# BRIEF:
Using the entries that follow, collect the lines where the word "JSON" appears.

# GIVEN DATA:
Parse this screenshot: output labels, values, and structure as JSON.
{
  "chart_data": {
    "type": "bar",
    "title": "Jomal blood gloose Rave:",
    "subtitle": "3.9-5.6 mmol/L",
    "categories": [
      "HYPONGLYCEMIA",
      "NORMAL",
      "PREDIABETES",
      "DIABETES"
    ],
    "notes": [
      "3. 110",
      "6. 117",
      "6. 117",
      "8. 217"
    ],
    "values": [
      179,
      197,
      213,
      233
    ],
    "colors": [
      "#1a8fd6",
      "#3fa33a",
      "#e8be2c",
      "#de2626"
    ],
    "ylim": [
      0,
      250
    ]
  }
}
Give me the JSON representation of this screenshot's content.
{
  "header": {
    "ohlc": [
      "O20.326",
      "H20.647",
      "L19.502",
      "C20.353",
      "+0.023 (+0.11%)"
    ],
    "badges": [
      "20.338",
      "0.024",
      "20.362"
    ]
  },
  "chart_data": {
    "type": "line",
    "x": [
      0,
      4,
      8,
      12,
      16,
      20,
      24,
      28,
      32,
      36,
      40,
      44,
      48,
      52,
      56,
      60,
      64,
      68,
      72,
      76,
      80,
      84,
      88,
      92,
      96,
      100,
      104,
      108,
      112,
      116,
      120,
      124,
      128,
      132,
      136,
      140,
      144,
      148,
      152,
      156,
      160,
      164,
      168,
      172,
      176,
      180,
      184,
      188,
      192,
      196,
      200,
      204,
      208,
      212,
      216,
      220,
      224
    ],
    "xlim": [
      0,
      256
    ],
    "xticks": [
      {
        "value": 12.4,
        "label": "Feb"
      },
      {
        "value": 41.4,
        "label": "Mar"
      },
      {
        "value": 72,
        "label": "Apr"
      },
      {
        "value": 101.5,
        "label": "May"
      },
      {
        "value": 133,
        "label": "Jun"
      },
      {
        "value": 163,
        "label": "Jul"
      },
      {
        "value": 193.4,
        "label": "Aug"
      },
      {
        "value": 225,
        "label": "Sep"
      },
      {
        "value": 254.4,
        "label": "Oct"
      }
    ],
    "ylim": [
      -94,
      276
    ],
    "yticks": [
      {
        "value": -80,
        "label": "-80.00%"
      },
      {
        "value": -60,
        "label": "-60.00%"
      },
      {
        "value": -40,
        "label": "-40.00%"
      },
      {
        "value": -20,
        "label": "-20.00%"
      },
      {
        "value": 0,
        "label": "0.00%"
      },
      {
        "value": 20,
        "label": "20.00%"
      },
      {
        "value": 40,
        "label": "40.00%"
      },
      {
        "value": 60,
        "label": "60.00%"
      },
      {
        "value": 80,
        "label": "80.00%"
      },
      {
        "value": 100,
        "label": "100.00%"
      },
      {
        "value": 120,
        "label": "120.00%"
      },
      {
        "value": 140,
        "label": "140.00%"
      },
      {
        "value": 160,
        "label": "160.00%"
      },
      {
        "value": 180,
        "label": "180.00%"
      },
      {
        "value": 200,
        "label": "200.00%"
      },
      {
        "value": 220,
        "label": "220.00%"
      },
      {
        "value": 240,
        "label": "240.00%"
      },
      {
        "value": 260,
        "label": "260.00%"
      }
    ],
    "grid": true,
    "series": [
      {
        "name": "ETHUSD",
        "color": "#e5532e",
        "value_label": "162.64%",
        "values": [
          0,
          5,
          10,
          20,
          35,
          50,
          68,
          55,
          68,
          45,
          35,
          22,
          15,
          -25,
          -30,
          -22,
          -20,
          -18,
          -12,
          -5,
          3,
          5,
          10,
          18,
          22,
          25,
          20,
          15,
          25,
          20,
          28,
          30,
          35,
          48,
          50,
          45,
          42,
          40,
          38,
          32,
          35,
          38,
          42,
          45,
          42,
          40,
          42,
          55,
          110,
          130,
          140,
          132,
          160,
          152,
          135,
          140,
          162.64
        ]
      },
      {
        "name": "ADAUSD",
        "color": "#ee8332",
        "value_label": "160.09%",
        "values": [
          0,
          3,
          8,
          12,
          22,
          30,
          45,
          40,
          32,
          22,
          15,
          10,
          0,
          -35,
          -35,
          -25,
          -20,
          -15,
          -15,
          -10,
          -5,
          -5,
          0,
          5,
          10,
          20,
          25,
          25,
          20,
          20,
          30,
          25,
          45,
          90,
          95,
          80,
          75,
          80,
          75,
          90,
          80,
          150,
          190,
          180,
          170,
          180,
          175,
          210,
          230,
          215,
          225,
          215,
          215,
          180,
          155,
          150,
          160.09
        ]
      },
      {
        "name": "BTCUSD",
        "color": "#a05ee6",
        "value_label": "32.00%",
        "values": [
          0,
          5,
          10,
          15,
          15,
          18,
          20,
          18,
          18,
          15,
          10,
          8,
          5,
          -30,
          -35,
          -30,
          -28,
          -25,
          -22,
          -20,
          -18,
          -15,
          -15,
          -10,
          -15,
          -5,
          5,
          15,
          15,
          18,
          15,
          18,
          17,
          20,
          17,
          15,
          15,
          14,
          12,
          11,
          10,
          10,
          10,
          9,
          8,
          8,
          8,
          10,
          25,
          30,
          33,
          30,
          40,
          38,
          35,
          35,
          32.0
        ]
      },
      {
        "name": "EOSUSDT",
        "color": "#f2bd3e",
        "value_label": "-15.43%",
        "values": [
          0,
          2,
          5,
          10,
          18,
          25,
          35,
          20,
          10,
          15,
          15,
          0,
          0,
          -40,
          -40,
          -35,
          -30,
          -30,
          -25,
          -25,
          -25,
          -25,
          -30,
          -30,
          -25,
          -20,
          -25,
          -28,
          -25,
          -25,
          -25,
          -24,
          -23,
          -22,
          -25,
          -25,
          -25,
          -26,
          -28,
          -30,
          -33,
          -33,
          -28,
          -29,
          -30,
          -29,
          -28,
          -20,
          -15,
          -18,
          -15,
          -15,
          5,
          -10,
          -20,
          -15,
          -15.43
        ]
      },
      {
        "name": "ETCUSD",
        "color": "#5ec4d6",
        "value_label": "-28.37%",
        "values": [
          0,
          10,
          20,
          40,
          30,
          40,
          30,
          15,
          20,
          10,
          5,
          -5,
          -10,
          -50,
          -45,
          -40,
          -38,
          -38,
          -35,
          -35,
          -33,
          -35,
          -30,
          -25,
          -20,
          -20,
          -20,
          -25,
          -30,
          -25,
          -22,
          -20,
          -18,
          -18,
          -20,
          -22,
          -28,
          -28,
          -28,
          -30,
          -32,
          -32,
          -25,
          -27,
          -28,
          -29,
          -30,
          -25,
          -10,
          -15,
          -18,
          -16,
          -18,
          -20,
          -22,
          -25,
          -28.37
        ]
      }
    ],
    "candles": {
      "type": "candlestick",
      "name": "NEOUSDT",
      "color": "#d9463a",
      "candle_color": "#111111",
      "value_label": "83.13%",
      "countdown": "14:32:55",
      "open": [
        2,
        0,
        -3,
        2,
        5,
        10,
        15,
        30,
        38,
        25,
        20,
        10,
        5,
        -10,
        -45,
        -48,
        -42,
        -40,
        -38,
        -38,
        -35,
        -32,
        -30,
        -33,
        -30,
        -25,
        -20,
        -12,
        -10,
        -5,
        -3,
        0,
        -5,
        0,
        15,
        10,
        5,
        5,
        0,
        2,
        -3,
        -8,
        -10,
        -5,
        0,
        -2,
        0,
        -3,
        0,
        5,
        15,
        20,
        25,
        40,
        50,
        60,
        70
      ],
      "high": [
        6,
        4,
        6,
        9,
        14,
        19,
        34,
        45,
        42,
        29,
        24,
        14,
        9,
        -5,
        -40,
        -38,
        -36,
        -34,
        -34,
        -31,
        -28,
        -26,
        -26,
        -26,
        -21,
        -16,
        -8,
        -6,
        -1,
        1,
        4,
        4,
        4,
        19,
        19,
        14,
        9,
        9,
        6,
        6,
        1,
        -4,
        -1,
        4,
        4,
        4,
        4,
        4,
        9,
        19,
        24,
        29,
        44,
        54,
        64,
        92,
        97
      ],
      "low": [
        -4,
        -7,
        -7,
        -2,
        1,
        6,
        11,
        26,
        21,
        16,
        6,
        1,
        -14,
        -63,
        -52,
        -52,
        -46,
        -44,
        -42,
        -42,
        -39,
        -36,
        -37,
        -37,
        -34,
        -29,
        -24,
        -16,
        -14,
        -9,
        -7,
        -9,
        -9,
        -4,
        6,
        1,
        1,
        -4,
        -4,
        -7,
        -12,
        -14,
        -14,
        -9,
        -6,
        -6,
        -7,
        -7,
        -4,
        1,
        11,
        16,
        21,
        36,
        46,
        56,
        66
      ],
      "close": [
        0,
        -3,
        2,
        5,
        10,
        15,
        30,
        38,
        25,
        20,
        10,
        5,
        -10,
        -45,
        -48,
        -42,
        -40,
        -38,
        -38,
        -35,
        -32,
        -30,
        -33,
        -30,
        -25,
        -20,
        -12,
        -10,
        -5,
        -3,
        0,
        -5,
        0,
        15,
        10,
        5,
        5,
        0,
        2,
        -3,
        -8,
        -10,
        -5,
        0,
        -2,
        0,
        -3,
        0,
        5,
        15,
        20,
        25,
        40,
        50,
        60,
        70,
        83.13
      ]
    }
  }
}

# RESPONSE TO THIS TASK:
Parse this screenshot: output labels, values, and structure as JSON.
Give me the JSON representation of this screenshot's content.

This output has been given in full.